* [Exercise]
Pull out every line below that contains the word "Evaporation".

* [Records to process]
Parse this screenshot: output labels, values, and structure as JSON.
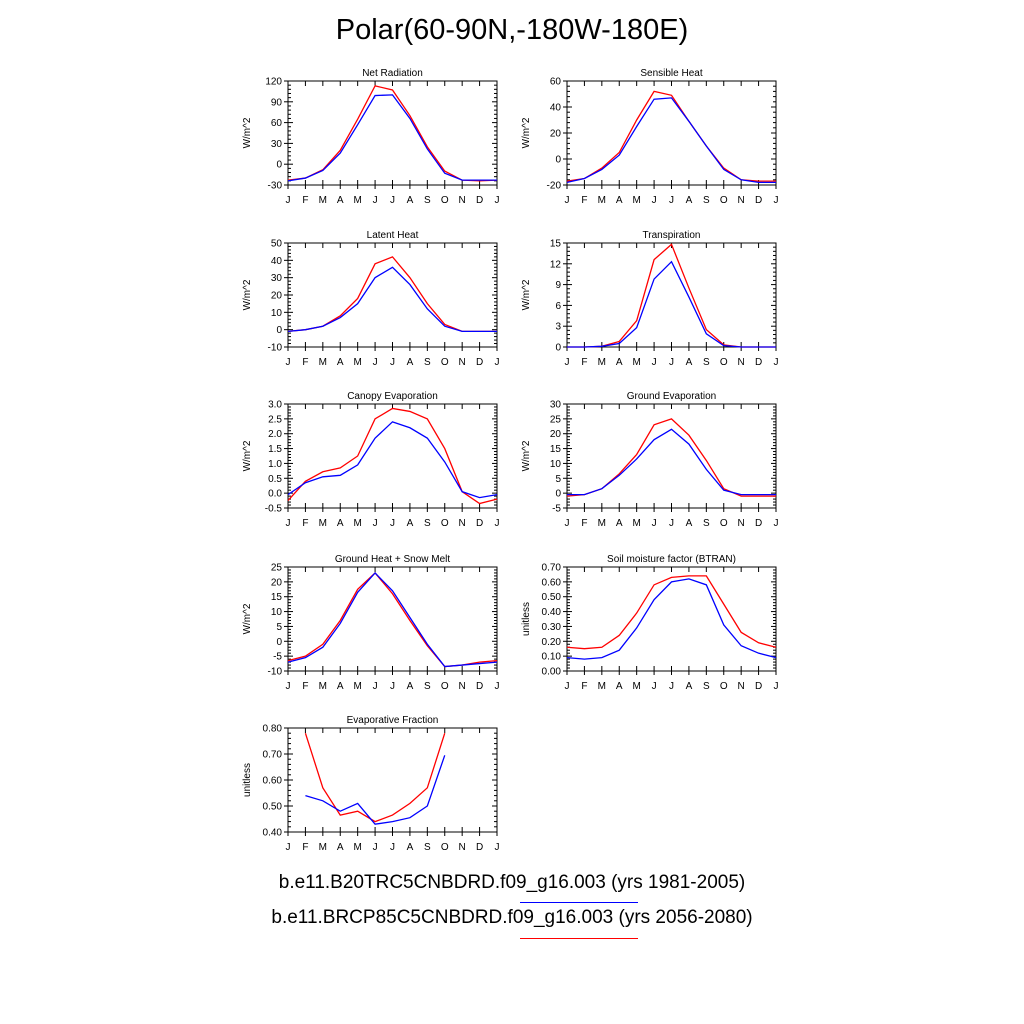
{
  "title": "Polar(60-90N,-180W-180E)",
  "months": [
    "J",
    "F",
    "M",
    "A",
    "M",
    "J",
    "J",
    "A",
    "S",
    "O",
    "N",
    "D",
    "J"
  ],
  "colors": {
    "historical": "#0000ff",
    "future": "#ff0000"
  },
  "legend": [
    {
      "label": "b.e11.B20TRC5CNBDRD.f09_g16.003 (yrs 1981-2005)",
      "color": "#0000ff"
    },
    {
      "label": "b.e11.BRCP85C5CNBDRD.f09_g16.003 (yrs 2056-2080)",
      "color": "#ff0000"
    }
  ],
  "chart_data": [
    {
      "type": "line",
      "title": "Net Radiation",
      "ylabel": "W/m^2",
      "ylim": [
        -30,
        120
      ],
      "yticks": [
        "-30",
        "0",
        "30",
        "60",
        "90",
        "120"
      ],
      "ytick_values": [
        -30,
        0,
        30,
        60,
        90,
        120
      ],
      "series": [
        {
          "color": "#ff0000",
          "values": [
            -23,
            -20,
            -8,
            20,
            65,
            113,
            107,
            70,
            25,
            -10,
            -23,
            -24,
            -23
          ]
        },
        {
          "color": "#0000ff",
          "values": [
            -24,
            -20,
            -9,
            16,
            57,
            99,
            100,
            66,
            22,
            -13,
            -23,
            -23,
            -23
          ]
        }
      ]
    },
    {
      "type": "line",
      "title": "Sensible Heat",
      "ylabel": "W/m^2",
      "ylim": [
        -20,
        60
      ],
      "yticks": [
        "-20",
        "0",
        "20",
        "40",
        "60"
      ],
      "ytick_values": [
        -20,
        0,
        20,
        40,
        60
      ],
      "series": [
        {
          "color": "#ff0000",
          "values": [
            -17,
            -15,
            -7,
            5,
            30,
            52,
            49,
            29,
            10,
            -7,
            -16,
            -17,
            -17
          ]
        },
        {
          "color": "#0000ff",
          "values": [
            -18,
            -15,
            -8,
            3,
            25,
            46,
            47,
            29,
            10,
            -8,
            -16,
            -18,
            -18
          ]
        }
      ]
    },
    {
      "type": "line",
      "title": "Latent Heat",
      "ylabel": "W/m^2",
      "ylim": [
        -10,
        50
      ],
      "yticks": [
        "-10",
        "0",
        "10",
        "20",
        "30",
        "40",
        "50"
      ],
      "ytick_values": [
        -10,
        0,
        10,
        20,
        30,
        40,
        50
      ],
      "series": [
        {
          "color": "#ff0000",
          "values": [
            -1,
            0,
            2,
            8,
            18,
            38,
            42,
            30,
            15,
            3,
            -1,
            -1,
            -1
          ]
        },
        {
          "color": "#0000ff",
          "values": [
            -1,
            0,
            2,
            7,
            15,
            30,
            36,
            26,
            12,
            2,
            -1,
            -1,
            -1
          ]
        }
      ]
    },
    {
      "type": "line",
      "title": "Transpiration",
      "ylabel": "W/m^2",
      "ylim": [
        0,
        15
      ],
      "yticks": [
        "0",
        "3",
        "6",
        "9",
        "12",
        "15"
      ],
      "ytick_values": [
        0,
        3,
        6,
        9,
        12,
        15
      ],
      "series": [
        {
          "color": "#ff0000",
          "values": [
            0,
            0,
            0.1,
            0.8,
            3.8,
            12.6,
            14.8,
            8.5,
            2.5,
            0.3,
            0,
            0,
            0
          ]
        },
        {
          "color": "#0000ff",
          "values": [
            0,
            0,
            0.1,
            0.5,
            2.8,
            9.8,
            12.3,
            7.2,
            1.9,
            0.2,
            0,
            0,
            0
          ]
        }
      ]
    },
    {
      "type": "line",
      "title": "Canopy Evaporation",
      "ylabel": "W/m^2",
      "ylim": [
        -0.5,
        3.0
      ],
      "yticks": [
        "-0.5",
        "0.0",
        "0.5",
        "1.0",
        "1.5",
        "2.0",
        "2.5",
        "3.0"
      ],
      "ytick_values": [
        -0.5,
        0,
        0.5,
        1,
        1.5,
        2,
        2.5,
        3
      ],
      "series": [
        {
          "color": "#ff0000",
          "values": [
            -0.25,
            0.4,
            0.72,
            0.85,
            1.25,
            2.5,
            2.85,
            2.75,
            2.5,
            1.5,
            0.05,
            -0.35,
            -0.2
          ]
        },
        {
          "color": "#0000ff",
          "values": [
            -0.05,
            0.35,
            0.55,
            0.6,
            0.95,
            1.85,
            2.4,
            2.2,
            1.85,
            1.05,
            0.05,
            -0.15,
            -0.05
          ]
        }
      ]
    },
    {
      "type": "line",
      "title": "Ground Evaporation",
      "ylabel": "W/m^2",
      "ylim": [
        -5,
        30
      ],
      "yticks": [
        "-5",
        "0",
        "5",
        "10",
        "15",
        "20",
        "25",
        "30"
      ],
      "ytick_values": [
        -5,
        0,
        5,
        10,
        15,
        20,
        25,
        30
      ],
      "series": [
        {
          "color": "#ff0000",
          "values": [
            -1,
            -0.5,
            1.5,
            6.5,
            13,
            23,
            25,
            19.5,
            11,
            1.5,
            -1,
            -1,
            -1
          ]
        },
        {
          "color": "#0000ff",
          "values": [
            -0.5,
            -0.5,
            1.5,
            6,
            11.5,
            18,
            21.5,
            16.5,
            8,
            1,
            -0.5,
            -0.5,
            -0.5
          ]
        }
      ]
    },
    {
      "type": "line",
      "title": "Ground Heat + Snow Melt",
      "ylabel": "W/m^2",
      "ylim": [
        -10,
        25
      ],
      "yticks": [
        "-10",
        "-5",
        "0",
        "5",
        "10",
        "15",
        "20",
        "25"
      ],
      "ytick_values": [
        -10,
        -5,
        0,
        5,
        10,
        15,
        20,
        25
      ],
      "series": [
        {
          "color": "#ff0000",
          "values": [
            -6.5,
            -5,
            -1,
            7,
            17.5,
            23,
            16,
            7,
            -1.5,
            -8.5,
            -8,
            -7,
            -6.5
          ]
        },
        {
          "color": "#0000ff",
          "values": [
            -7,
            -5.5,
            -2,
            6,
            16.5,
            23,
            17,
            8,
            -1,
            -8.5,
            -8,
            -7.5,
            -7
          ]
        }
      ]
    },
    {
      "type": "line",
      "title": "Soil moisture factor (BTRAN)",
      "ylabel": "unitless",
      "ylim": [
        0.0,
        0.7
      ],
      "yticks": [
        "0.00",
        "0.10",
        "0.20",
        "0.30",
        "0.40",
        "0.50",
        "0.60",
        "0.70"
      ],
      "ytick_values": [
        0,
        0.1,
        0.2,
        0.3,
        0.4,
        0.5,
        0.6,
        0.7
      ],
      "series": [
        {
          "color": "#ff0000",
          "values": [
            0.16,
            0.15,
            0.16,
            0.24,
            0.39,
            0.58,
            0.63,
            0.64,
            0.64,
            0.45,
            0.26,
            0.19,
            0.16
          ]
        },
        {
          "color": "#0000ff",
          "values": [
            0.09,
            0.08,
            0.09,
            0.14,
            0.29,
            0.48,
            0.6,
            0.62,
            0.58,
            0.31,
            0.17,
            0.12,
            0.09
          ]
        }
      ]
    },
    {
      "type": "line",
      "title": "Evaporative Fraction",
      "ylabel": "unitless",
      "ylim": [
        0.4,
        0.8
      ],
      "yticks": [
        "0.40",
        "0.50",
        "0.60",
        "0.70",
        "0.80"
      ],
      "ytick_values": [
        0.4,
        0.5,
        0.6,
        0.7,
        0.8
      ],
      "series": [
        {
          "color": "#ff0000",
          "values": [
            null,
            0.78,
            0.57,
            0.465,
            0.48,
            0.44,
            0.465,
            0.51,
            0.57,
            0.78,
            null,
            null,
            null
          ]
        },
        {
          "color": "#0000ff",
          "values": [
            null,
            0.54,
            0.52,
            0.48,
            0.51,
            0.43,
            0.44,
            0.455,
            0.5,
            0.695,
            null,
            null,
            null
          ]
        }
      ]
    }
  ]
}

* [Reply to the exercise]
      "title": "Canopy Evaporation",
      "title": "Ground Evaporation",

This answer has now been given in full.